Where a line contains the word "健康生活", copy that line in full.
# Start of Dataset records
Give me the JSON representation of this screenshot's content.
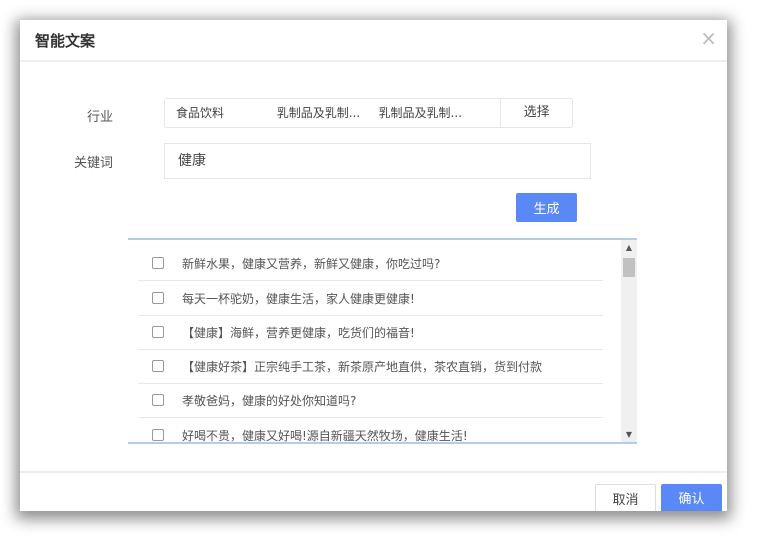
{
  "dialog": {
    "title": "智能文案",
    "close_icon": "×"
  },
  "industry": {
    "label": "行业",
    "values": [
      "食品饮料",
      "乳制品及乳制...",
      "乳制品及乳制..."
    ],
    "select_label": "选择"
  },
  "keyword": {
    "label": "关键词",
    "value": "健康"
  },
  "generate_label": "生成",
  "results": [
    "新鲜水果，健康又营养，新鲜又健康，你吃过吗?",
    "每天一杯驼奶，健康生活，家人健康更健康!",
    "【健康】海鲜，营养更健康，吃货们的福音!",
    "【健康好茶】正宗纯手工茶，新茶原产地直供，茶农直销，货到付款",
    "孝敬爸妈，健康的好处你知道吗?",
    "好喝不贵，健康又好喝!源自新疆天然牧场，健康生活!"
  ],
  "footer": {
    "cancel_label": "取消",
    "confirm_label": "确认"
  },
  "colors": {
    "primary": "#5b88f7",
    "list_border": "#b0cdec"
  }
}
# End of Dataset records
**The completed task**:
    "每天一杯驼奶，健康生活，家人健康更健康!",
    "好喝不贵，健康又好喝!源自新疆天然牧场，健康生活!"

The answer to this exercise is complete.